Goal: Determine how many lines contain the string "minute". Reply with that figure and nothing else.
## START
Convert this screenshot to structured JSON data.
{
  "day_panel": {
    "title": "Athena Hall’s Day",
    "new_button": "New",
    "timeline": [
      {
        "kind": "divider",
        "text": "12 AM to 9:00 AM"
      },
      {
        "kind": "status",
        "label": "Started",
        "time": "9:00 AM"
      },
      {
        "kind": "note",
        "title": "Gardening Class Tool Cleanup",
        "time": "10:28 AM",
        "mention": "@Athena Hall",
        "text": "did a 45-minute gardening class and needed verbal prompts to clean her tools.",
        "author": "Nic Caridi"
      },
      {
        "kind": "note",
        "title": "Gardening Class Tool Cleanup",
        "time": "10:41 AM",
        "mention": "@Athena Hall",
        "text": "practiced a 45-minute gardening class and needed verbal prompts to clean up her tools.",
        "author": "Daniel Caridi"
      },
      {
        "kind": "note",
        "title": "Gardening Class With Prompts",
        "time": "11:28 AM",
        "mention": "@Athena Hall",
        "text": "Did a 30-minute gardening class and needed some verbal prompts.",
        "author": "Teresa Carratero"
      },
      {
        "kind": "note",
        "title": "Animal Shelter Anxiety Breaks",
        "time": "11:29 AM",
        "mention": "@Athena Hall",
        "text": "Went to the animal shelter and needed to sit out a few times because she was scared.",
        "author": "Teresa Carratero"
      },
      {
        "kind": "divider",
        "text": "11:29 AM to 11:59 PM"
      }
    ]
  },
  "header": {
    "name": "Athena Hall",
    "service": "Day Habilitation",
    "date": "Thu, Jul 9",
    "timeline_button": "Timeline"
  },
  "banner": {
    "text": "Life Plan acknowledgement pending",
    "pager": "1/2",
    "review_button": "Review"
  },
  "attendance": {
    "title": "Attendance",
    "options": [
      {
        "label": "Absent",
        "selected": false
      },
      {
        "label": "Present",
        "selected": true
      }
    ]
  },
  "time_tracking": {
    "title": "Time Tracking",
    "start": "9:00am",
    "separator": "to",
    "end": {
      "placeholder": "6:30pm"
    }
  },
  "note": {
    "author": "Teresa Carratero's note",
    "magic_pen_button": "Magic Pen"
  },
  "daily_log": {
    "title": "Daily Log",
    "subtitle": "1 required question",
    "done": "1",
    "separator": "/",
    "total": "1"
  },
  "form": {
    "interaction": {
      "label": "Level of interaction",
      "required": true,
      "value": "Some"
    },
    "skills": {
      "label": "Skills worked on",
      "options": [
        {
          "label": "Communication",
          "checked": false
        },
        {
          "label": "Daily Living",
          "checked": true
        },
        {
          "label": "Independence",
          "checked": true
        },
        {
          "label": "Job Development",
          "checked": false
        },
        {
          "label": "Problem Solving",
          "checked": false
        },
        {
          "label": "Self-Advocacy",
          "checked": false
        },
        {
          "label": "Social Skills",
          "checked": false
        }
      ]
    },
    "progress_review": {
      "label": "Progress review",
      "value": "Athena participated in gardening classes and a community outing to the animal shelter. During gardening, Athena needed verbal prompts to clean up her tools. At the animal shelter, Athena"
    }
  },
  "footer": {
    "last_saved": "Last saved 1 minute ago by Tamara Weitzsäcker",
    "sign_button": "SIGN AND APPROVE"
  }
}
## END
Result below: 4